# START OF Records for the task
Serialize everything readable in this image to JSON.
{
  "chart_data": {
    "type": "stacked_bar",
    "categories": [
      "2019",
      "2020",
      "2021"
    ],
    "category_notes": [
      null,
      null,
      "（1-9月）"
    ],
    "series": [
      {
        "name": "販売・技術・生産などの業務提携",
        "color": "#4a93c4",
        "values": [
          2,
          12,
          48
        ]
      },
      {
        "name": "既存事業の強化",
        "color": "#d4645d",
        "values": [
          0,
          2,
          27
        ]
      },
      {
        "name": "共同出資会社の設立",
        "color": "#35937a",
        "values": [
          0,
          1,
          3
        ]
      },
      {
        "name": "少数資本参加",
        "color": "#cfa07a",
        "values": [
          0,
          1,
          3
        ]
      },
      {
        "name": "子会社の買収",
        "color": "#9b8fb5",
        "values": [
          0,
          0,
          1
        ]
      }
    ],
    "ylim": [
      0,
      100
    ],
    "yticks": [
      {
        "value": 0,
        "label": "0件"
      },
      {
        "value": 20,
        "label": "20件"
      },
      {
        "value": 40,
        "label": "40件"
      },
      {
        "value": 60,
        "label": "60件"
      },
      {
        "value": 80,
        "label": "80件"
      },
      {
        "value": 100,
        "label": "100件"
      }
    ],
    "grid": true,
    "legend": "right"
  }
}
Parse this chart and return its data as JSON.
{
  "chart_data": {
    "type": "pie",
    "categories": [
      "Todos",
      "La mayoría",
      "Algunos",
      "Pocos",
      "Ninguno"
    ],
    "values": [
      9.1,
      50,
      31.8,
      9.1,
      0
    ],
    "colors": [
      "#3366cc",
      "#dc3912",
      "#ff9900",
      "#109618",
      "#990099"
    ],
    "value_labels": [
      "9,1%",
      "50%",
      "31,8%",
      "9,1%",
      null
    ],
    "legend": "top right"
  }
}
# END OF Records for the task
■ **Your goal**:
Copy out the lines in which the string "name" appears.

■ **Response below**:
        "name": "販売・技術・生産などの業務提携",
        "name": "既存事業の強化",
        "name": "共同出資会社の設立",
        "name": "少数資本参加",
        "name": "子会社の買収",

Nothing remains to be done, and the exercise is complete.